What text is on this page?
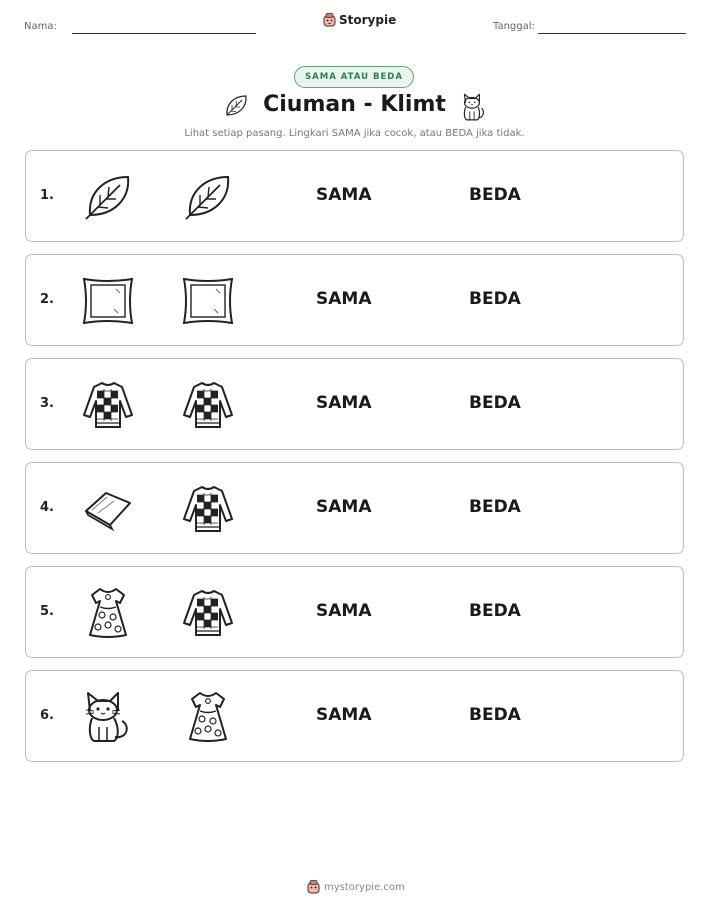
Nama:	Storypie	Tanggal:
SAMA ATAU BEDA
Ciuman - Klimt
Lihat setiap pasang. Lingkari SAMA jika cocok, atau BEDA jika tidak.
1.	SAMA	BEDA
2.	SAMA	BEDA
3.	SAMA	BEDA
4.	SAMA	BEDA
5.	SAMA	BEDA
6.	SAMA	BEDA
mystorypie.com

____________

# Goal of the exercise
Quote every line of the records above exactly; no picture is to be copied.

# Completed task
What text is on this page?
Nama:	Storypie	Tanggal:
SAMA ATAU BEDA
Ciuman - Klimt
Lihat setiap pasang. Lingkari SAMA jika cocok, atau BEDA jika tidak.
1.	SAMA	BEDA
2.	SAMA	BEDA
3.	SAMA	BEDA
4.	SAMA	BEDA
5.	SAMA	BEDA
6.	SAMA	BEDA
mystorypie.com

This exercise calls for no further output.